--- Begin INPUT RECORDS ---

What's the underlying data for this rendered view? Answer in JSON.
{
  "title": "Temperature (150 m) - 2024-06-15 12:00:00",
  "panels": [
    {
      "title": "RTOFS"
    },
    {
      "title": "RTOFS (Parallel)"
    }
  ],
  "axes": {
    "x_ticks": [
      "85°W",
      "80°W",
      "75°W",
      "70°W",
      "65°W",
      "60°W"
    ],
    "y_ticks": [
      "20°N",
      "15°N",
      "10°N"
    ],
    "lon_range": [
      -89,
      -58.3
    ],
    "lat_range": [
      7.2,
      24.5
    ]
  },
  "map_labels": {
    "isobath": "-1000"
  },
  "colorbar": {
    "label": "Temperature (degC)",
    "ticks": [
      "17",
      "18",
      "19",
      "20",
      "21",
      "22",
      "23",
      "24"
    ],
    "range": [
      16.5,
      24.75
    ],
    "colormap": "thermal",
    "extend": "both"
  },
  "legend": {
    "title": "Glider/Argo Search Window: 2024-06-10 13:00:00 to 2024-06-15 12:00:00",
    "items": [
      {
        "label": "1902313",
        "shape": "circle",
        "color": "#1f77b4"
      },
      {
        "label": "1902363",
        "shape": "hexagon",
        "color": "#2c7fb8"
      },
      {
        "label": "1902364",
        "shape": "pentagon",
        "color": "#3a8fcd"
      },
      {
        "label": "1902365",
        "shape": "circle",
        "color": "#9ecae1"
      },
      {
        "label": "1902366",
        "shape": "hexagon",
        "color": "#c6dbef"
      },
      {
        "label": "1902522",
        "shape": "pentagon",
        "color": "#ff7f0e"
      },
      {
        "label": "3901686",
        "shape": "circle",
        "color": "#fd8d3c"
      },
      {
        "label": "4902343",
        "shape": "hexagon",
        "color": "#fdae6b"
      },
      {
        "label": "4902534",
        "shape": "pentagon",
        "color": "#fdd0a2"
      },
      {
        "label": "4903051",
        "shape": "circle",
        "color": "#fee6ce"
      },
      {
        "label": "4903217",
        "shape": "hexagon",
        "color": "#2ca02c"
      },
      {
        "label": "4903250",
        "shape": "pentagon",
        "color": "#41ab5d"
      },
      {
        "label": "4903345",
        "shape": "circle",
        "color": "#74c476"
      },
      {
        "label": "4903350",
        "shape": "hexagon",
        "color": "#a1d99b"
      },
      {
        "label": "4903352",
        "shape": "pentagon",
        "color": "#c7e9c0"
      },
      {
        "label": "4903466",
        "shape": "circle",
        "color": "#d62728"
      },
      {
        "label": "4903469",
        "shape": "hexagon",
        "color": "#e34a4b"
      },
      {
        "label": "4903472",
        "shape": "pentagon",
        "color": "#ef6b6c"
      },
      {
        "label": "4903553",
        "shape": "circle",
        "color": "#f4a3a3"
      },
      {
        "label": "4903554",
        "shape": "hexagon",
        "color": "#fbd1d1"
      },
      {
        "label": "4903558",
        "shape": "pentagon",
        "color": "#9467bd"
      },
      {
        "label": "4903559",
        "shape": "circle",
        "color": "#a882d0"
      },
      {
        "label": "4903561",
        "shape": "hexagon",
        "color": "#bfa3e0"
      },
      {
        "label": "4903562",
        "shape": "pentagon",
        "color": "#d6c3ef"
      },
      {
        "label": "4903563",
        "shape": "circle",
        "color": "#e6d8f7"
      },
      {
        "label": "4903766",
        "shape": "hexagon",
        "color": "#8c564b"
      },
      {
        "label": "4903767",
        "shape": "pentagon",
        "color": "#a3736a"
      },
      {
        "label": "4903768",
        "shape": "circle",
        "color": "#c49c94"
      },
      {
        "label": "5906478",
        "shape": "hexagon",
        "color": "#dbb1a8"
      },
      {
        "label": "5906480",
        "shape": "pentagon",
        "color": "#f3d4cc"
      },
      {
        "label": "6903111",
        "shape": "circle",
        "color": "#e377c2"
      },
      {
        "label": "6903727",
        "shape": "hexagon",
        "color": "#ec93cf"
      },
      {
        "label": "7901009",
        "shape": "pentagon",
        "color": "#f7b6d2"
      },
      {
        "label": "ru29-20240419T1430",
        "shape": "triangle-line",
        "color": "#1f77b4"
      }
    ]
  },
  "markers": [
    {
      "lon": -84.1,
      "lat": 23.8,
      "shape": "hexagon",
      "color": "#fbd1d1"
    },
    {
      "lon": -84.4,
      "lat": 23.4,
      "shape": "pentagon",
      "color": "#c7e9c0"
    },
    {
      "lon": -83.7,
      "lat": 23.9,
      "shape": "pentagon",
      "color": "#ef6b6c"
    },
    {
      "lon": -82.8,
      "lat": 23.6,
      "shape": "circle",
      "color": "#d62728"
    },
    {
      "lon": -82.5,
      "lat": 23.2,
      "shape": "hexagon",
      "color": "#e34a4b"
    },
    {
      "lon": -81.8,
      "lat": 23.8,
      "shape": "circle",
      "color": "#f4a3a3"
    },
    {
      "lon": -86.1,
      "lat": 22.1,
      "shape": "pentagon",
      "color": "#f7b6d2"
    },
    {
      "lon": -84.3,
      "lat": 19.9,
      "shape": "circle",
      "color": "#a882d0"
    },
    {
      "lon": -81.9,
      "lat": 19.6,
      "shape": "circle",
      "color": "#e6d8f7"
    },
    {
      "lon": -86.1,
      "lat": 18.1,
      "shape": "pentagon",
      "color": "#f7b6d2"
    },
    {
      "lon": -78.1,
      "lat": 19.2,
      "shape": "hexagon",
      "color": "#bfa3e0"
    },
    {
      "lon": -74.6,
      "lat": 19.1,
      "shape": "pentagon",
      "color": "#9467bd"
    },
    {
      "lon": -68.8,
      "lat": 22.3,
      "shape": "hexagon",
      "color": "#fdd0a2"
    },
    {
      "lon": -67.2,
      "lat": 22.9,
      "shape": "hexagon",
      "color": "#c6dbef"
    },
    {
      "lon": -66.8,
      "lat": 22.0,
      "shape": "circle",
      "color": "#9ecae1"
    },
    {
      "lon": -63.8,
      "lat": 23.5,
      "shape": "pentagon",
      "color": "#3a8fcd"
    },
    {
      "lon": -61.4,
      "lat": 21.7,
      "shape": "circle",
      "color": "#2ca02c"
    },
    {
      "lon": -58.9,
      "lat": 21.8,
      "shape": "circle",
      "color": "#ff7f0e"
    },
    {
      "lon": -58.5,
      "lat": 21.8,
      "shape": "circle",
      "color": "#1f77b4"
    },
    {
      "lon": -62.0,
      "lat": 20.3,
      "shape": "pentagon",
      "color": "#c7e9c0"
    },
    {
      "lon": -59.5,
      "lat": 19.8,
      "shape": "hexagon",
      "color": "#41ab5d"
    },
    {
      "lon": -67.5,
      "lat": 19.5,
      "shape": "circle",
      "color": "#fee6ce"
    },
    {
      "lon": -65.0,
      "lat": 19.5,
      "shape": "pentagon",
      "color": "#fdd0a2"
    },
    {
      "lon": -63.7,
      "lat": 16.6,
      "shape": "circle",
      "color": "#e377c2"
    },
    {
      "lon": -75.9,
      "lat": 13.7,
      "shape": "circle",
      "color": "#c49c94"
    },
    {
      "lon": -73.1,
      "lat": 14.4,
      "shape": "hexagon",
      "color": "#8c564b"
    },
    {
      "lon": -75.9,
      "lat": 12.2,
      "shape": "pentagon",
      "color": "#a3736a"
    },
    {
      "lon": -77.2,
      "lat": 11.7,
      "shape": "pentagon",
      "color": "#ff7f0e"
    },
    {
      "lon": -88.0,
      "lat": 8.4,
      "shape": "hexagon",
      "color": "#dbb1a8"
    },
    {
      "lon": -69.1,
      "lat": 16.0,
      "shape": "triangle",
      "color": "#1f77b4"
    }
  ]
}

--- End INPUT RECORDS ---

- WHAT IS ASKED:
Return every line containing "title".

- SOLUTION:
  "title": "Temperature (150 m) - 2024-06-15 12:00:00",
      "title": "RTOFS"
      "title": "RTOFS (Parallel)"
    "title": "Glider/Argo Search Window: 2024-06-10 13:00:00 to 2024-06-15 12:00:00",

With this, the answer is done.